___ Supplied information ___

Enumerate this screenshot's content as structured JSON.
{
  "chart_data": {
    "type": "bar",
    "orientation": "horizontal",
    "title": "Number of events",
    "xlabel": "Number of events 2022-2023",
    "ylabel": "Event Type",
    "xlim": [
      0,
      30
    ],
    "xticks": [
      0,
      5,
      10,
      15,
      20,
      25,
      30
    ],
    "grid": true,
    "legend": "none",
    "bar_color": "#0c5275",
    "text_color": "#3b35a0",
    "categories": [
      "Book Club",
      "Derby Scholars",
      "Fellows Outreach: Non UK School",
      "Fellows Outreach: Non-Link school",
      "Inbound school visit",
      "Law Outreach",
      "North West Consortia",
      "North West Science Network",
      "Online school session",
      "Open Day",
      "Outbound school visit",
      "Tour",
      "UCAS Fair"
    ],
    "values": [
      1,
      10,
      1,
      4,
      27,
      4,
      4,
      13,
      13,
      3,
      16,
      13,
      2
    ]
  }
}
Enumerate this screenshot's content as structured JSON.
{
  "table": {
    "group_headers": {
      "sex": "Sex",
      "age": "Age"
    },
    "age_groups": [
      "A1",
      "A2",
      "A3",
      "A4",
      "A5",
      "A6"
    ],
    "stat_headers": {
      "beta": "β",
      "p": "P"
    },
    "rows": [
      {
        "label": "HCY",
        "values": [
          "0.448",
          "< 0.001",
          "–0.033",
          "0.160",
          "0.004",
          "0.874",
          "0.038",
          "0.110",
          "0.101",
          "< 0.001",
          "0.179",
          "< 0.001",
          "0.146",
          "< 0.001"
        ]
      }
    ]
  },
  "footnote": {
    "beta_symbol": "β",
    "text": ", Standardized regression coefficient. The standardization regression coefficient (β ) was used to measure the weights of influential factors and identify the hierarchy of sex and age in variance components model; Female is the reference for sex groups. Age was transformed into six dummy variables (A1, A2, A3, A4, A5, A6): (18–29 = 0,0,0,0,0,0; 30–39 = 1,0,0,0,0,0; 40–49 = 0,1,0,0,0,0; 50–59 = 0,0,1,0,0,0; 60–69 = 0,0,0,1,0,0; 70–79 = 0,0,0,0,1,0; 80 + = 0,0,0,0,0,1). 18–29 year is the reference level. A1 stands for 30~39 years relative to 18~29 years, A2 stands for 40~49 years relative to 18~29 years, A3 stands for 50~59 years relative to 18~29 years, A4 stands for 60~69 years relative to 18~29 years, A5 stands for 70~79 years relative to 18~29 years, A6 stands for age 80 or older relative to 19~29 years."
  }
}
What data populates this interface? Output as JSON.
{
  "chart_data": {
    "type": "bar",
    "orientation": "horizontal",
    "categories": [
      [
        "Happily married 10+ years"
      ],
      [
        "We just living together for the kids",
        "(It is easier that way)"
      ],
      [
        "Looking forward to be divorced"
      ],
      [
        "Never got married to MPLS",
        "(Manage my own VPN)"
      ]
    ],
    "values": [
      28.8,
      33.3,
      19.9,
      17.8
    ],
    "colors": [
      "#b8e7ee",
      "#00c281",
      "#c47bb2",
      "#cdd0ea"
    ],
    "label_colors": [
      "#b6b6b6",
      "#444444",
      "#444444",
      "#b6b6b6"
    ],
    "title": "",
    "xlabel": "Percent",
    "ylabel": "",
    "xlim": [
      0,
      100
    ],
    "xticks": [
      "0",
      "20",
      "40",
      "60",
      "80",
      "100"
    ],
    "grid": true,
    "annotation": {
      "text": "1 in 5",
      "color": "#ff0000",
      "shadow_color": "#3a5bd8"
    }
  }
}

___

Problem to solve :: Please quote exactly the lines from the one containing "What data populates" through the last line of the records above, both included, and nothing else.

Written solution ::
What data populates this interface? Output as JSON.
{
  "chart_data": {
    "type": "bar",
    "orientation": "horizontal",
    "categories": [
      [
        "Happily married 10+ years"
      ],
      [
        "We just living together for the kids",
        "(It is easier that way)"
      ],
      [
        "Looking forward to be divorced"
      ],
      [
        "Never got married to MPLS",
        "(Manage my own VPN)"
      ]
    ],
    "values": [
      28.8,
      33.3,
      19.9,
      17.8
    ],
    "colors": [
      "#b8e7ee",
      "#00c281",
      "#c47bb2",
      "#cdd0ea"
    ],
    "label_colors": [
      "#b6b6b6",
      "#444444",
      "#444444",
      "#b6b6b6"
    ],
    "title": "",
    "xlabel": "Percent",
    "ylabel": "",
    "xlim": [
      0,
      100
    ],
    "xticks": [
      "0",
      "20",
      "40",
      "60",
      "80",
      "100"
    ],
    "grid": true,
    "annotation": {
      "text": "1 in 5",
      "color": "#ff0000",
      "shadow_color": "#3a5bd8"
    }
  }
}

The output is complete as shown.